**Your objective:** Scan the data below and pick out the lines containing the word "ручной".

**Provided records:**
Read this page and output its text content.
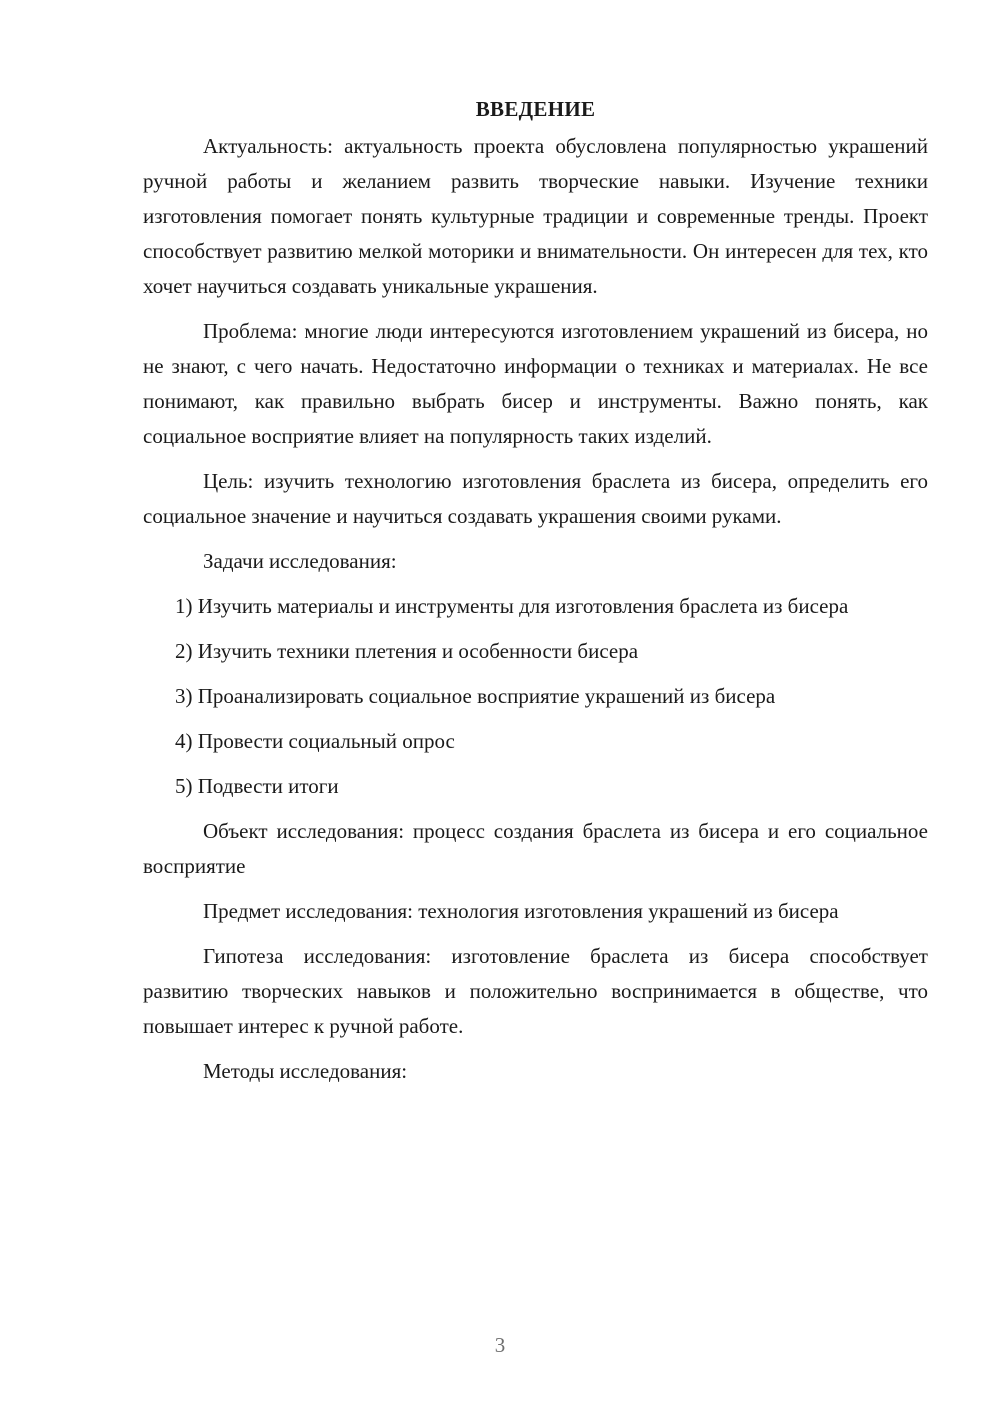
ВВЕДЕНИЕ

Актуальность: актуальность проекта обусловлена популярностью украшений ручной работы и желанием развить творческие навыки. Изучение техники изготовления помогает понять культурные традиции и современные тренды. Проект способствует развитию мелкой моторики и внимательности. Он интересен для тех, кто хочет научиться создавать уникальные украшения.

Проблема: многие люди интересуются изготовлением украшений из бисера, но не знают, с чего начать. Недостаточно информации о техниках и материалах. Не все понимают, как правильно выбрать бисер и инструменты. Важно понять, как социальное восприятие влияет на популярность таких изделий.

Цель: изучить технологию изготовления браслета из бисера, определить его социальное значение и научиться создавать украшения своими руками.

Задачи исследования:

1) Изучить материалы и инструменты для изготовления браслета из бисера

2) Изучить техники плетения и особенности бисера

3) Проанализировать социальное восприятие украшений из бисера

4) Провести социальный опрос

5) Подвести итоги

Объект исследования: процесс создания браслета из бисера и его социальное восприятие

Предмет исследования: технология изготовления украшений из бисера

Гипотеза исследования: изготовление браслета из бисера способствует развитию творческих навыков и положительно воспринимается в обществе, что повышает интерес к ручной работе.

Методы исследования:

3
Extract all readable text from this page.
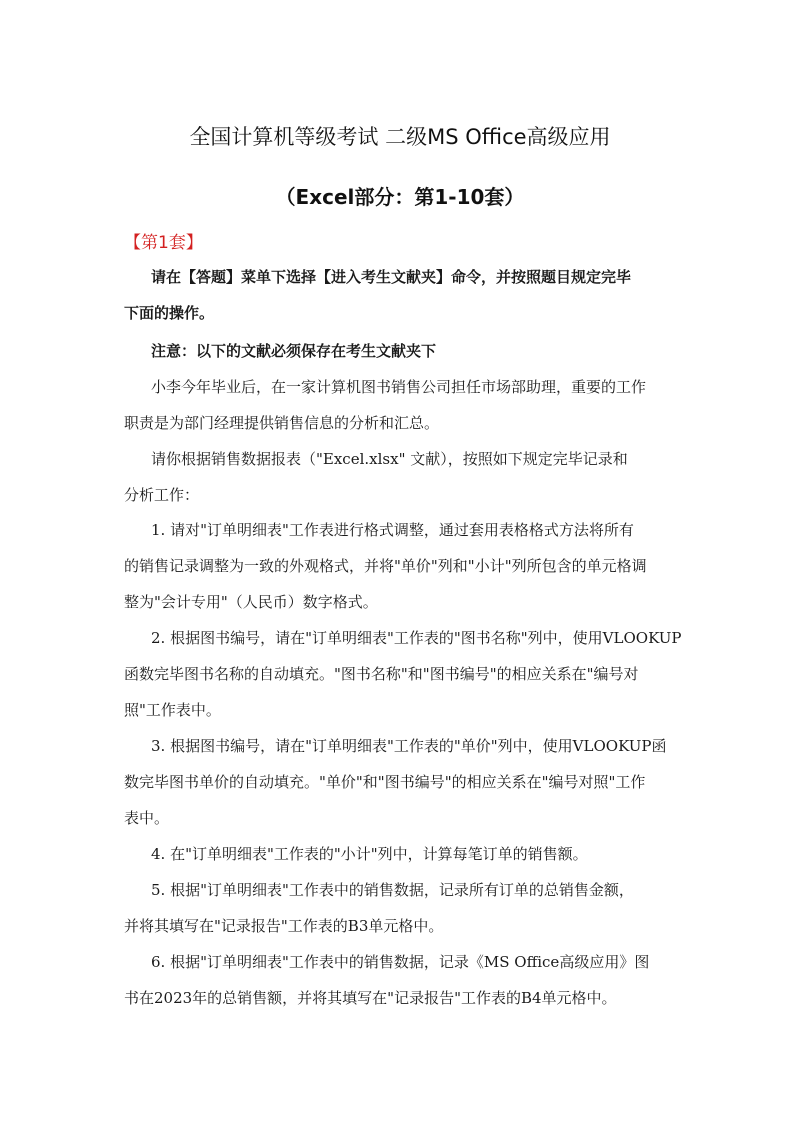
全国计算机等级考试 二级MS Office高级应用
（Excel部分：第1-10套）
【第1套】
请在【答题】菜单下选择【进入考生文献夹】命令，并按照题目规定完毕
下面的操作。
注意：以下的文献必须保存在考生文献夹下
小李今年毕业后，在一家计算机图书销售公司担任市场部助理，重要的工作
职责是为部门经理提供销售信息的分析和汇总。
请你根据销售数据报表（"Excel.xlsx" 文献），按照如下规定完毕记录和
分析工作：
1. 请对"订单明细表"工作表进行格式调整，通过套用表格格式方法将所有
的销售记录调整为一致的外观格式，并将"单价"列和"小计"列所包含的单元格调
整为"会计专用"（人民币）数字格式。
2. 根据图书编号，请在"订单明细表"工作表的"图书名称"列中，使用VLOOKUP
函数完毕图书名称的自动填充。"图书名称"和"图书编号"的相应关系在"编号对
照"工作表中。
3. 根据图书编号，请在"订单明细表"工作表的"单价"列中，使用VLOOKUP函
数完毕图书单价的自动填充。"单价"和"图书编号"的相应关系在"编号对照"工作
表中。
4. 在"订单明细表"工作表的"小计"列中，计算每笔订单的销售额。
5. 根据"订单明细表"工作表中的销售数据，记录所有订单的总销售金额，
并将其填写在"记录报告"工作表的B3单元格中。
6. 根据"订单明细表"工作表中的销售数据，记录《MS Office高级应用》图
书在2023年的总销售额，并将其填写在"记录报告"工作表的B4单元格中。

**Full answer:**
Актуальность: актуальность проекта обусловлена популярностью украшений ручной работы и желанием развить творческие навыки. Изучение техники изготовления помогает понять культурные традиции и современные тренды. Проект способствует развитию мелкой моторики и внимательности. Он интересен для тех, кто хочет научиться создавать уникальные украшения.
Гипотеза исследования: изготовление браслета из бисера способствует развитию творческих навыков и положительно воспринимается в обществе, что повышает интерес к ручной работе.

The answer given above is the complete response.